> **Problem requirements**:
Go over the entries below line by line, copying each one that contains the word "strategic".

> **Material for this exercise**:
_ _ _ _ _

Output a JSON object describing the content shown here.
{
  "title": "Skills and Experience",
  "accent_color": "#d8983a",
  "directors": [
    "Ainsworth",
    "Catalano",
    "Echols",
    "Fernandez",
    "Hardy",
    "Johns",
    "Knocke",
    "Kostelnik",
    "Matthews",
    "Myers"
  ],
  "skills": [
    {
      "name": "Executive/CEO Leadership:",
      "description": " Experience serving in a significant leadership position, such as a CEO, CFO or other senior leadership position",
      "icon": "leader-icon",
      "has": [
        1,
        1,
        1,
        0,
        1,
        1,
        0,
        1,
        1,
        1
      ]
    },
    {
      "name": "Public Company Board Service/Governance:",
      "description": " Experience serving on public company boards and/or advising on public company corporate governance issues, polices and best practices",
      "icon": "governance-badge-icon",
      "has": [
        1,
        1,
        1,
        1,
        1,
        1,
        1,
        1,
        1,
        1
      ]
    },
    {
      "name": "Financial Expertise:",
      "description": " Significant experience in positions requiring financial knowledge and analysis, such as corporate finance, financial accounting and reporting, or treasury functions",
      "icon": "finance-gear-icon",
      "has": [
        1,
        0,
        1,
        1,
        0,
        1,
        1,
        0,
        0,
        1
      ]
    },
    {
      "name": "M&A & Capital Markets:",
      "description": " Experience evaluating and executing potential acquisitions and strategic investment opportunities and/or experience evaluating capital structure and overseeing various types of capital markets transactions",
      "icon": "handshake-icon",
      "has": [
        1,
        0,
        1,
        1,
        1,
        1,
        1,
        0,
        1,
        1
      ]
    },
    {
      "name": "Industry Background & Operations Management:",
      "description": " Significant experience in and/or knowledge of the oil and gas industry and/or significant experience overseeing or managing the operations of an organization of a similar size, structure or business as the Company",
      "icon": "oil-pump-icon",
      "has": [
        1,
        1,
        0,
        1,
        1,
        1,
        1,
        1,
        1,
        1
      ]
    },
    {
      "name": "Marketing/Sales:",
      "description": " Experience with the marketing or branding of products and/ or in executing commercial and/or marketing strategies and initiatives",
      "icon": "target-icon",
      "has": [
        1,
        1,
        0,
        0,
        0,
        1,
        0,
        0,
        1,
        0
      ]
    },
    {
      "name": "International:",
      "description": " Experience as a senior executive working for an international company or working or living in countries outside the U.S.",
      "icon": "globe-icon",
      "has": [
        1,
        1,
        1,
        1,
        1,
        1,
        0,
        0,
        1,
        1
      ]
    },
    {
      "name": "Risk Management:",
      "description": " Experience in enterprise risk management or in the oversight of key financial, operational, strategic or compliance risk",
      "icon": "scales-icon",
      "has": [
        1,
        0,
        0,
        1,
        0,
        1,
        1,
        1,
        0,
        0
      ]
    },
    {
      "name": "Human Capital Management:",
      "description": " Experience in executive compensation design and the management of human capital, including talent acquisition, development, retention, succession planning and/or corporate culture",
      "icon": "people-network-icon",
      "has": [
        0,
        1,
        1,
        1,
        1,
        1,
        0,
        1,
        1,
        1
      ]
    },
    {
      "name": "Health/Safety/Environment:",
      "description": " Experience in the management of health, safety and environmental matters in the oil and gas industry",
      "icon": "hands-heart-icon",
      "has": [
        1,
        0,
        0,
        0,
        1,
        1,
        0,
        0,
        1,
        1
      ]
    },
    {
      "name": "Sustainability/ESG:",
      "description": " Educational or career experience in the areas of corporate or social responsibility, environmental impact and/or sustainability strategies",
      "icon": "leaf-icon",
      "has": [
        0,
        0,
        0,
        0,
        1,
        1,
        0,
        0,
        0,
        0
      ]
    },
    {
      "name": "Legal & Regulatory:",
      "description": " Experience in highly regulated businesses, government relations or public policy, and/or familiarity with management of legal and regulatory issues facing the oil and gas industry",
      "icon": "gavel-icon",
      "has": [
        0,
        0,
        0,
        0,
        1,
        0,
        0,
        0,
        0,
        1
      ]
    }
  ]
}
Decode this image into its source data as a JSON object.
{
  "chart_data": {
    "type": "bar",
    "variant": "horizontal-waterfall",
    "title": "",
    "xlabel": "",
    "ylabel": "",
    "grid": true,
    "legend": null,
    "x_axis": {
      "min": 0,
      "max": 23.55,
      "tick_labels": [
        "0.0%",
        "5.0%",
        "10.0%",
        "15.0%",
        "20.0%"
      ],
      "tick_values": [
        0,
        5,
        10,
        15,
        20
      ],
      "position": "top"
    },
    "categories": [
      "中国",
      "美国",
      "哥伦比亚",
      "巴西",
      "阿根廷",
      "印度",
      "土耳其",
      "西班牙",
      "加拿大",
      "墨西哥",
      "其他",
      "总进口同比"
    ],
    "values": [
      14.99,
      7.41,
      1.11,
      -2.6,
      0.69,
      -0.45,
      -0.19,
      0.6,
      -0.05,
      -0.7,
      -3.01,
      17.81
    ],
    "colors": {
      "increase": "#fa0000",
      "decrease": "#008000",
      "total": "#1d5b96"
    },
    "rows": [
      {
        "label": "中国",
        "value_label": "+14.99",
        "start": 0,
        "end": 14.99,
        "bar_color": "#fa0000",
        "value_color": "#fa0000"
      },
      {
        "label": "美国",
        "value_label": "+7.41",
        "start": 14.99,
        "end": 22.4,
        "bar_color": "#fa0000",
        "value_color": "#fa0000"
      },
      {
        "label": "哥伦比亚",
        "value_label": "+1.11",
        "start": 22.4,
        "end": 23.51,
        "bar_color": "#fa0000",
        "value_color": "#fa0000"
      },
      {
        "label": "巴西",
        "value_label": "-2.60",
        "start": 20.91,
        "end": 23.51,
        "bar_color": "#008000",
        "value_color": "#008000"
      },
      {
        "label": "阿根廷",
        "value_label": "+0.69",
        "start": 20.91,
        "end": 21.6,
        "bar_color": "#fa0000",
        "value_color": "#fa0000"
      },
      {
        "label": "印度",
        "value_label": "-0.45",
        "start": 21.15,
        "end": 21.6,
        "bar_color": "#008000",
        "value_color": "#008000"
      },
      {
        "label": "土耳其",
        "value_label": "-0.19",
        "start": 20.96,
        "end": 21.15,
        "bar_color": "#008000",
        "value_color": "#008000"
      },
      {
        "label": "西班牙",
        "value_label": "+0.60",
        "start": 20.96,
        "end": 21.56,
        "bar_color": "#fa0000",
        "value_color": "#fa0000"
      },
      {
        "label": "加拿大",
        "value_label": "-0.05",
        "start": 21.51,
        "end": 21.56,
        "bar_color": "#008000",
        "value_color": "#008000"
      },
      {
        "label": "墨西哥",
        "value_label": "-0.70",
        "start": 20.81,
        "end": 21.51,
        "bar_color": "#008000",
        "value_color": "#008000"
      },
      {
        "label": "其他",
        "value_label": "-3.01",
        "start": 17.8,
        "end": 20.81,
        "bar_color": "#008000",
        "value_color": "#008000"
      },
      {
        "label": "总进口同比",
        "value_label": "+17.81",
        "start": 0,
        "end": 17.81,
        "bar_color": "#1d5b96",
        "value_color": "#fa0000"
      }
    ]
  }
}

_ _ _ _ _

> **Solution**:
      "description": " Experience evaluating and executing potential acquisitions and strategic investment opportunities and/or experience evaluating capital structure and overseeing various types of capital markets transactions",
      "description": " Experience in enterprise risk management or in the oversight of key financial, operational, strategic or compliance risk",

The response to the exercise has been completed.